[start]

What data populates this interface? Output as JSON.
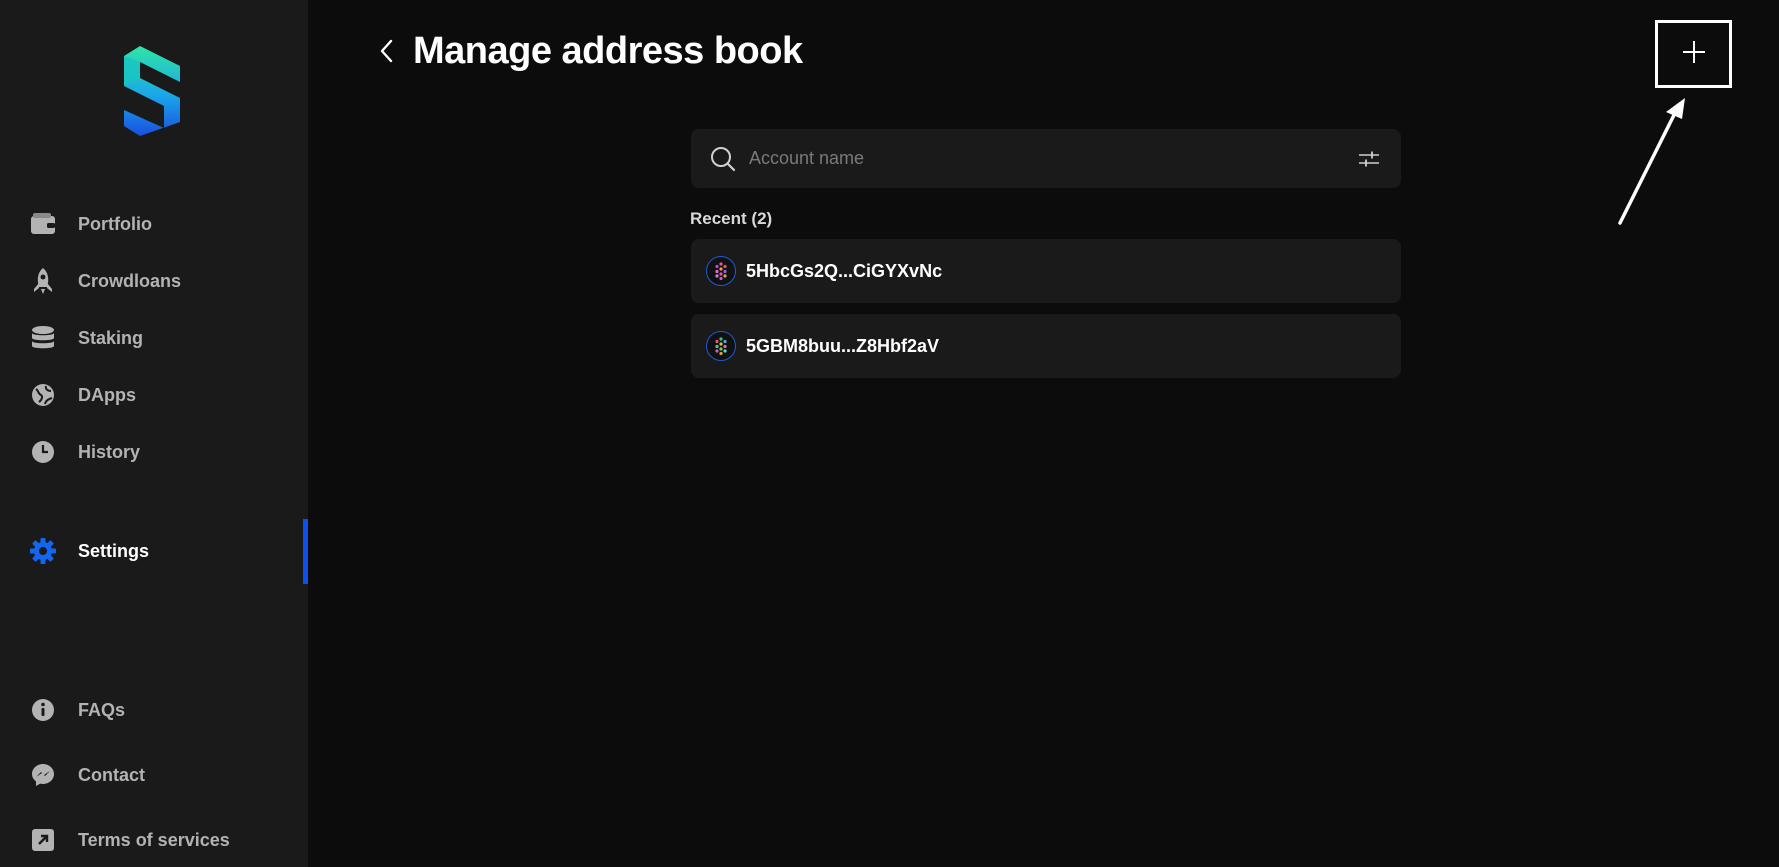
{
  "sidebar": {
    "brand": "S",
    "items": [
      {
        "label": "Portfolio",
        "icon": "wallet-icon"
      },
      {
        "label": "Crowdloans",
        "icon": "rocket-icon"
      },
      {
        "label": "Staking",
        "icon": "database-icon"
      },
      {
        "label": "DApps",
        "icon": "globe-icon"
      },
      {
        "label": "History",
        "icon": "clock-icon"
      },
      {
        "label": "Settings",
        "icon": "gear-icon",
        "active": true
      }
    ],
    "footer_items": [
      {
        "label": "FAQs",
        "icon": "info-icon"
      },
      {
        "label": "Contact",
        "icon": "messenger-icon"
      },
      {
        "label": "Terms of services",
        "icon": "external-link-icon"
      }
    ]
  },
  "header": {
    "title": "Manage address book",
    "back_icon": "chevron-left-icon",
    "add_icon": "plus-icon"
  },
  "search": {
    "placeholder": "Account name",
    "value": ""
  },
  "recent": {
    "label": "Recent (2)",
    "accounts": [
      {
        "address": "5HbcGs2Q...CiGYXvNc"
      },
      {
        "address": "5GBM8buu...Z8Hbf2aV"
      }
    ]
  },
  "colors": {
    "background": "#0c0c0c",
    "sidebar": "#1a1a1a",
    "accent": "#0d4ff0",
    "row": "#1a1a1a"
  }
}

[end]

▸ **PROBLEM DESCRIPTION**
Every line of the material is to be quoted exactly, with no pictures carried over.

▸ **ANSWER IN FULL**
What data populates this interface? Output as JSON.
{
  "sidebar": {
    "brand": "S",
    "items": [
      {
        "label": "Portfolio",
        "icon": "wallet-icon"
      },
      {
        "label": "Crowdloans",
        "icon": "rocket-icon"
      },
      {
        "label": "Staking",
        "icon": "database-icon"
      },
      {
        "label": "DApps",
        "icon": "globe-icon"
      },
      {
        "label": "History",
        "icon": "clock-icon"
      },
      {
        "label": "Settings",
        "icon": "gear-icon",
        "active": true
      }
    ],
    "footer_items": [
      {
        "label": "FAQs",
        "icon": "info-icon"
      },
      {
        "label": "Contact",
        "icon": "messenger-icon"
      },
      {
        "label": "Terms of services",
        "icon": "external-link-icon"
      }
    ]
  },
  "header": {
    "title": "Manage address book",
    "back_icon": "chevron-left-icon",
    "add_icon": "plus-icon"
  },
  "search": {
    "placeholder": "Account name",
    "value": ""
  },
  "recent": {
    "label": "Recent (2)",
    "accounts": [
      {
        "address": "5HbcGs2Q...CiGYXvNc"
      },
      {
        "address": "5GBM8buu...Z8Hbf2aV"
      }
    ]
  },
  "colors": {
    "background": "#0c0c0c",
    "sidebar": "#1a1a1a",
    "accent": "#0d4ff0",
    "row": "#1a1a1a"
  }
}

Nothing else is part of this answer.